----- Excerpted text

Since none of us are walking protractors, the best way to get a generalized idea
of where to look when you think you may be able to see a rainbow, is to put your
back towards the sun, and look about half-way up where it's raining. Often that
will be the place the rainbow is forming.
So why is it that it's always a 42° arc? Well... actually, it's not that way
always, but for a primary rainbow it is. Many of us have seen two rainbows at
once, and that second rainbow has a specific angle it forms at two. When we look
at a rainbow, we're looking at sunlight that has entered falling raindrops and
has been not only refracted but also reflected back to our eyes. Since a
raindrop is a denser medium than the air light was just passing through, it will
slow down and bend. The shorter wavelengths (violets, blues) bend the most,
while the reds bend the least. Most of the sunlight actually passes right on
through the raindrops, but a fraction of it, because of the roughly spherical
properties of raindrops, is actually reflected within the raindrop itself. The
angle at which this happens is called a "Critical Angle", which for
water happens to be 48°. For all light that hits the back of the raindrop at an
angle greater than the 48°, it is reflected internally and sent towards our
eyes. Since light is also being refracted at the same time, the light emerges in
different colors, each bent at slightly different angles (red at 42° and violet
at 40°). It would then seem that violet would be the highest color in the
rainbow, but we know this not to be true. What happens is each drop only
registers one color to the eye of the observer. When a raindrop is reflecting
violet to the eye, the color red would be incident near the waist of the viewer.

----------
----- Raw data

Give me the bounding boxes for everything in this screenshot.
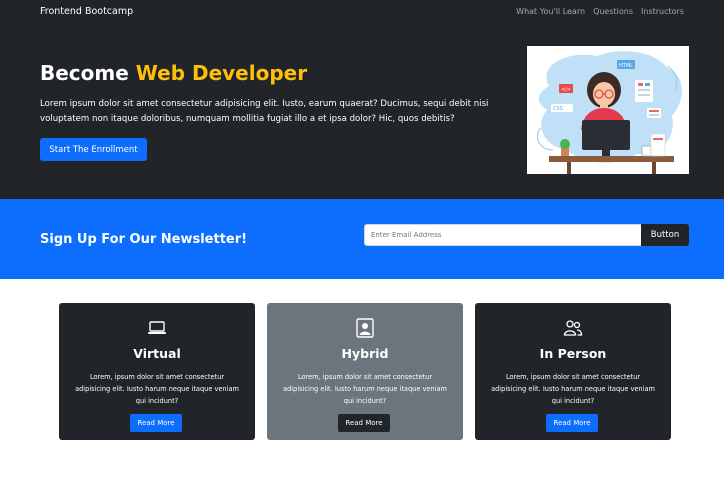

----------

Reproduce the rainbow passage starting with the words "Since none of" and ending after "rainbow is forming.". The listing bears no relation to the rainbow passage.

Output of the task >>
Since none of us are walking protractors, the best way to get a generalized idea
of where to look when you think you may be able to see a rainbow, is to put your
back towards the sun, and look about half-way up where it's raining. Often that
will be the place the rainbow is forming.